***** Exercise input *****

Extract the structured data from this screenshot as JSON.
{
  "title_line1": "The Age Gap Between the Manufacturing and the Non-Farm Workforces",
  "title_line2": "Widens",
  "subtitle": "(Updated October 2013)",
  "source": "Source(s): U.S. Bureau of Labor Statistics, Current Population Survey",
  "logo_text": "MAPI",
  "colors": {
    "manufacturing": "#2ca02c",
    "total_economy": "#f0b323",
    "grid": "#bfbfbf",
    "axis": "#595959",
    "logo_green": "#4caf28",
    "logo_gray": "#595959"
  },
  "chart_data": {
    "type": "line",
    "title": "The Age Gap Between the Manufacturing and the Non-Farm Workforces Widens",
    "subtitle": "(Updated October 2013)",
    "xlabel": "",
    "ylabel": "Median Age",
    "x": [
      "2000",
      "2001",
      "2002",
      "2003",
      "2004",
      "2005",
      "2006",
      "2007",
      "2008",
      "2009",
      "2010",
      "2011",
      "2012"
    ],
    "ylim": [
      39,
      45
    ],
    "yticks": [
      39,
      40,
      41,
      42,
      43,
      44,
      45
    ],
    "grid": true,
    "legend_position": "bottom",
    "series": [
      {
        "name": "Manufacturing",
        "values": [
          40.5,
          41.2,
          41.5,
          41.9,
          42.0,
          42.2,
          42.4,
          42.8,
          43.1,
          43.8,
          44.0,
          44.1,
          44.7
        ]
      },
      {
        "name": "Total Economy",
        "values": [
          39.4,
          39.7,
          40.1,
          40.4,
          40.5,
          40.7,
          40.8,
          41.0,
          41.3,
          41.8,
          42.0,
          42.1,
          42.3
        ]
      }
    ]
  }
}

*****

_What this task involves_
Locate the word "name" in the records above, and return each line that has it.

_In response_
        "name": "Manufacturing",
        "name": "Total Economy",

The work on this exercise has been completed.